Reproduce the lines below, changing every "condition-text" to "clause-text" and keeping everything else the same. Omit the pictures from your version.

----- Data listing

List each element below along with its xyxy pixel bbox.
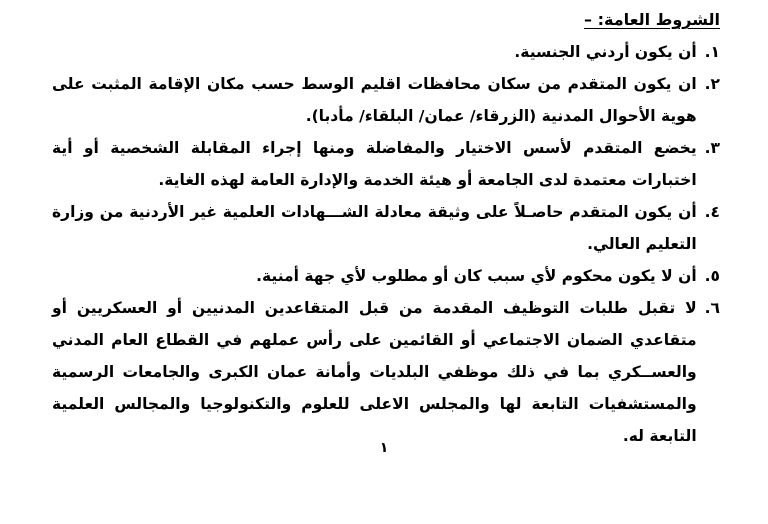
condition-item-4 bbox=[52, 196, 720, 260]
condition-item-3 bbox=[52, 132, 720, 196]
condition-number: ٤. bbox=[704, 203, 720, 221]
condition-number: ١. bbox=[704, 43, 720, 61]
page-number: ١ bbox=[379, 440, 389, 456]
conditions-list bbox=[52, 36, 720, 452]
condition-item-5 bbox=[52, 260, 720, 292]
condition-number: ٦. bbox=[704, 299, 720, 317]
condition-item-2 bbox=[52, 68, 720, 132]
condition-text: ان يكون المتقدم من سكان محافظات اقليم الوسط حسب مكان الإقامة المثبت على هوية الأحوال المدنية (الزرقاء/ عمان/ البلقاء/ مأدبا). bbox=[52, 75, 697, 125]
condition-text: يخضع المتقدم لأسس الاختيار والمفاضلة ومنها إجراء المقابلة الشخصية أو أية اختبارات معتمدة لدى الجامعة أو هيئة الخدمة والإدارة العامة لهذه الغاية. bbox=[52, 139, 697, 189]
condition-text: أن يكون المتقدم حاصـلاً على وثيقة معادلة الشـــهادات العلمية غير الأردنية من وزارة التعليم العالي. bbox=[52, 203, 697, 253]
condition-number: ٢. bbox=[704, 75, 720, 93]
section-heading: الشروط العامة: – bbox=[584, 10, 720, 29]
condition-item-6 bbox=[52, 292, 720, 452]
condition-text: أن لا يكون محكوم لأي سبب كان أو مطلوب لأي جهة أمنية. bbox=[256, 267, 697, 285]
condition-number: ٣. bbox=[704, 139, 720, 157]
condition-text: أن يكون أردني الجنسية. bbox=[514, 43, 697, 61]
condition-text: لا تقبل طلبات التوظيف المقدمة من قبل المتقاعدين المدنيين أو العسكريين أو متقاعدي الضمان الاجتماعي أو القائمين على رأس عملهم في القطاع العام المدني والعســكري بما في ذلك موظفي البلديات وأمانة عمان الكبرى والجامعات الرسمية والمستشفيات التابعة لها والمجلس الاعلى للعلوم والتكنولوجيا والمجالس العلمية التابعة له. bbox=[52, 299, 697, 445]
condition-item-1 bbox=[52, 36, 720, 68]
condition-number: ٥. bbox=[704, 267, 720, 285]
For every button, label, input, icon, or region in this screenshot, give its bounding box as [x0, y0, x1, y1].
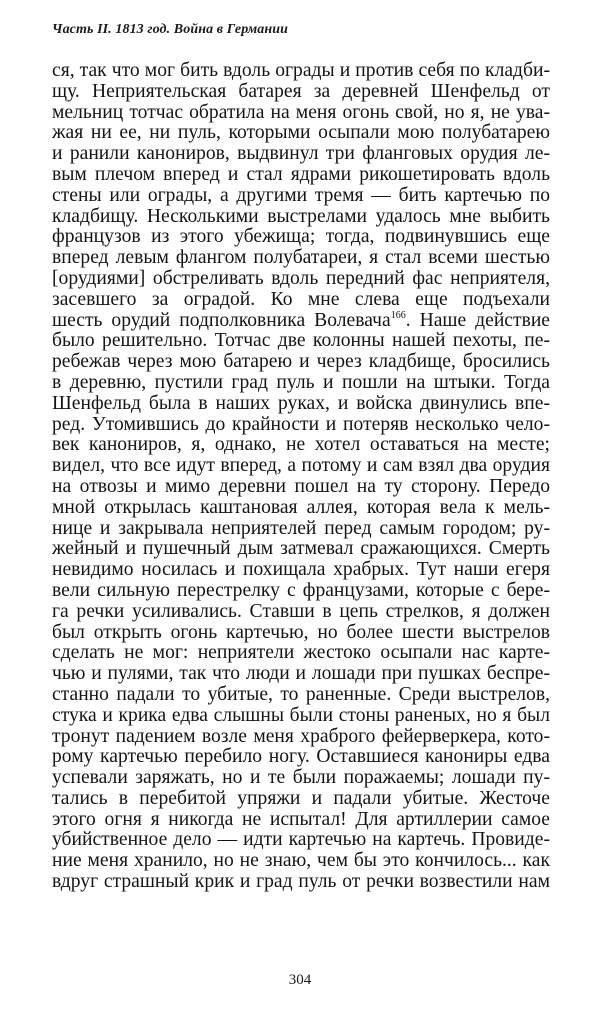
text-line: стены или ограды, а другими тремя — бить картечью по: [52, 184, 550, 206]
text-line: ред. Утомившись до крайности и потеряв несколько чело-: [52, 413, 550, 435]
running-head: Часть II. 1813 год. Война в Германии: [52, 22, 289, 37]
text-line: ребежав через мою батарею и через кладбище, бросились: [52, 351, 550, 373]
text-line: этого огня я никогда не испытал! Для артиллерии самое: [52, 808, 550, 830]
text-line: ние меня хранило, но не знаю, чем бы это кончилось... как: [52, 850, 550, 872]
text-line: на отвозы и мимо деревни пошел на ту сторону. Передо: [52, 475, 550, 497]
text-line: [орудиями] обстреливать вдоль передний фас неприятеля,: [52, 267, 550, 289]
text-line: чью и пулями, так что люди и лошади при пушках беспре-: [52, 663, 550, 685]
text-line: засевшего за оградой. Ко мне слева еще подъехали: [52, 288, 550, 310]
text-segment: . Наше действие: [405, 309, 551, 331]
text-line: французов из этого убежища; тогда, подвинувшись еще: [52, 226, 550, 248]
text-line: тались в перебитой упряжи и падали убитые. Жесточе: [52, 787, 550, 809]
text-line: и ранили канониров, выдвинул три фланговых орудия ле-: [52, 143, 550, 165]
text-line: был открыть огонь картечью, но более шести выстрелов: [52, 621, 550, 643]
body-text: [52, 61, 550, 893]
text-line: кладбищу. Несколькими выстрелами удалось мне выбить: [52, 205, 550, 227]
text-line: видел, что все идут вперед, а потому и сам взял два орудия: [52, 455, 550, 477]
text-segment: шесть орудий подполковника Волевача: [52, 309, 391, 331]
text-line: было решительно. Тотчас две колонны нашей пехоты, пе-: [52, 330, 550, 352]
text-line: щу. Неприятельская батарея за деревней Шенфельд от: [52, 80, 550, 102]
text-line: стука и крика едва слышны были стоны раненых, но я был: [52, 704, 550, 726]
text-line: невидимо носилась и похищала храбрых. Тут наши егеря: [52, 559, 550, 581]
text-line: тронут падением возле меня храброго фейерверкера, кото-: [52, 725, 550, 747]
text-line-with-footnote: [52, 311, 550, 332]
text-line: сделать не мог: неприятели жестоко осыпали нас карте-: [52, 642, 550, 664]
text-line: вым плечом вперед и стал ядрами рикошетировать вдоль: [52, 163, 550, 185]
text-line: станно падали то убитые, то раненные. Среди выстрелов,: [52, 683, 550, 705]
footnote-marker[interactable]: 166: [390, 309, 406, 321]
text-line: жейный и пушечный дым затмевал сражающихся. Смерть: [52, 538, 550, 560]
text-line: га речки усиливались. Ставши в цепь стрелков, я должен: [52, 600, 550, 622]
text-line: жая ни ее, ни пуль, которыми осыпали мою полубатарею: [52, 122, 550, 144]
text-line: успевали заряжать, но и те были поражаемы; лошади пу-: [52, 767, 550, 789]
text-line: нице и закрывала неприятелей перед самым городом; ру-: [52, 517, 550, 539]
text-line: рому картечью перебило ногу. Оставшиеся канониры едва: [52, 746, 550, 768]
text-line: ся, так что мог бить вдоль ограды и против себя по кладби-: [52, 60, 550, 81]
text-line: мельниц тотчас обратила на меня огонь свой, но я, не ува-: [52, 101, 550, 123]
text-line: Шенфельд была в наших руках, и войска двинулись впе-: [52, 392, 550, 414]
page-number: 304: [288, 972, 312, 988]
text-line: убийственное дело — идти картечью на картечь. Провиде-: [52, 829, 550, 851]
text-line: век канониров, я, однако, не хотел оставаться на месте;: [52, 434, 550, 456]
text-line: вели сильную перестрелку с французами, которые с бере-: [52, 579, 550, 601]
text-line: в деревню, пустили град пуль и пошли на штыки. Тогда: [52, 371, 550, 393]
text-line: вдруг страшный крик и град пуль от речки возвестили нам: [52, 871, 550, 893]
text-line: мной открылась каштановая аллея, которая вела к мель-: [52, 496, 550, 518]
text-line: вперед левым флангом полубатареи, я стал всеми шестью: [52, 247, 550, 269]
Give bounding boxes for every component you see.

----------

## Right answer
List each element below along with its xyxy pixel bbox.
condition-item-4 bbox=[52, 196, 720, 260]
condition-item-3 bbox=[52, 132, 720, 196]
condition-number: ٤. bbox=[704, 203, 720, 221]
condition-number: ١. bbox=[704, 43, 720, 61]
page-number: ١ bbox=[379, 440, 389, 456]
conditions-list bbox=[52, 36, 720, 452]
condition-item-5 bbox=[52, 260, 720, 292]
condition-number: ٦. bbox=[704, 299, 720, 317]
condition-item-2 bbox=[52, 68, 720, 132]
clause-text: ان يكون المتقدم من سكان محافظات اقليم الوسط حسب مكان الإقامة المثبت على هوية الأحوال المدنية (الزرقاء/ عمان/ البلقاء/ مأدبا). bbox=[52, 75, 697, 125]
clause-text: يخضع المتقدم لأسس الاختيار والمفاضلة ومنها إجراء المقابلة الشخصية أو أية اختبارات معتمدة لدى الجامعة أو هيئة الخدمة والإدارة العامة لهذه الغاية. bbox=[52, 139, 697, 189]
clause-text: أن يكون المتقدم حاصـلاً على وثيقة معادلة الشـــهادات العلمية غير الأردنية من وزارة التعليم العالي. bbox=[52, 203, 697, 253]
condition-number: ٢. bbox=[704, 75, 720, 93]
section-heading: الشروط العامة: – bbox=[584, 10, 720, 29]
condition-item-6 bbox=[52, 292, 720, 452]
clause-text: أن لا يكون محكوم لأي سبب كان أو مطلوب لأي جهة أمنية. bbox=[256, 267, 697, 285]
condition-number: ٣. bbox=[704, 139, 720, 157]
clause-text: أن يكون أردني الجنسية. bbox=[514, 43, 697, 61]
clause-text: لا تقبل طلبات التوظيف المقدمة من قبل المتقاعدين المدنيين أو العسكريين أو متقاعدي الضمان الاجتماعي أو القائمين على رأس عملهم في القطاع العام المدني والعســكري بما في ذلك موظفي البلديات وأمانة عمان الكبرى والجامعات الرسمية والمستشفيات التابعة لها والمجلس الاعلى للعلوم والتكنولوجيا والمجالس العلمية التابعة له. bbox=[52, 299, 697, 445]
condition-item-1 bbox=[52, 36, 720, 68]
condition-number: ٥. bbox=[704, 267, 720, 285]
For every button, label, input, icon, or region in this screenshot, give its bounding box as [x0, y0, x1, y1].
text-line: стены или ограды, а другими тремя — бить картечью по: [52, 184, 550, 206]
text-line: ред. Утомившись до крайности и потеряв несколько чело-: [52, 413, 550, 435]
running-head: Часть II. 1813 год. Война в Германии: [52, 22, 289, 37]
text-line: ребежав через мою батарею и через кладбище, бросились: [52, 351, 550, 373]
text-line: этого огня я никогда не испытал! Для артиллерии самое: [52, 808, 550, 830]
text-line: ние меня хранило, но не знаю, чем бы это кончилось... как: [52, 850, 550, 872]
text-line: на отвозы и мимо деревни пошел на ту сторону. Передо: [52, 475, 550, 497]
text-line: [орудиями] обстреливать вдоль передний фас неприятеля,: [52, 267, 550, 289]
text-line: чью и пулями, так что люди и лошади при пушках беспре-: [52, 663, 550, 685]
text-line: засевшего за оградой. Ко мне слева еще подъехали: [52, 288, 550, 310]
text-segment: . Наше действие: [405, 309, 551, 331]
text-line: французов из этого убежища; тогда, подвинувшись еще: [52, 226, 550, 248]
text-line: тались в перебитой упряжи и падали убитые. Жесточе: [52, 787, 550, 809]
text-line: и ранили канониров, выдвинул три фланговых орудия ле-: [52, 143, 550, 165]
text-line: был открыть огонь картечью, но более шести выстрелов: [52, 621, 550, 643]
body-text: [52, 61, 550, 893]
text-line: кладбищу. Несколькими выстрелами удалось мне выбить: [52, 205, 550, 227]
text-line: видел, что все идут вперед, а потому и сам взял два орудия: [52, 455, 550, 477]
text-segment: шесть орудий подполковника Волевача: [52, 309, 391, 331]
text-line: было решительно. Тотчас две колонны нашей пехоты, пе-: [52, 330, 550, 352]
text-line: щу. Неприятельская батарея за деревней Шенфельд от: [52, 80, 550, 102]
text-line: стука и крика едва слышны были стоны раненых, но я был: [52, 704, 550, 726]
text-line: невидимо носилась и похищала храбрых. Тут наши егеря: [52, 559, 550, 581]
text-line: тронут падением возле меня храброго фейерверкера, кото-: [52, 725, 550, 747]
text-line-with-footnote: [52, 311, 550, 332]
text-line: сделать не мог: неприятели жестоко осыпали нас карте-: [52, 642, 550, 664]
text-line: вым плечом вперед и стал ядрами рикошетировать вдоль: [52, 163, 550, 185]
text-line: станно падали то убитые, то раненные. Среди выстрелов,: [52, 683, 550, 705]
footnote-marker[interactable]: 166: [390, 309, 406, 321]
text-line: жейный и пушечный дым затмевал сражающихся. Смерть: [52, 538, 550, 560]
text-line: га речки усиливались. Ставши в цепь стрелков, я должен: [52, 600, 550, 622]
text-line: жая ни ее, ни пуль, которыми осыпали мою полубатарею: [52, 122, 550, 144]
text-line: успевали заряжать, но и те были поражаемы; лошади пу-: [52, 767, 550, 789]
text-line: нице и закрывала неприятелей перед самым городом; ру-: [52, 517, 550, 539]
text-line: рому картечью перебило ногу. Оставшиеся канониры едва: [52, 746, 550, 768]
text-line: ся, так что мог бить вдоль ограды и против себя по кладби-: [52, 60, 550, 81]
text-line: мельниц тотчас обратила на меня огонь свой, но я, не ува-: [52, 101, 550, 123]
text-line: Шенфельд была в наших руках, и войска двинулись впе-: [52, 392, 550, 414]
page-number: 304: [288, 972, 312, 988]
text-line: убийственное дело — идти картечью на картечь. Провиде-: [52, 829, 550, 851]
text-line: век канониров, я, однако, не хотел оставаться на месте;: [52, 434, 550, 456]
text-line: вели сильную перестрелку с французами, которые с бере-: [52, 579, 550, 601]
text-line: в деревню, пустили град пуль и пошли на штыки. Тогда: [52, 371, 550, 393]
text-line: вдруг страшный крик и град пуль от речки возвестили нам: [52, 871, 550, 893]
text-line: мной открылась каштановая аллея, которая вела к мель-: [52, 496, 550, 518]
text-line: вперед левым флангом полубатареи, я стал всеми шестью: [52, 247, 550, 269]
Give bounding boxes for every component you see.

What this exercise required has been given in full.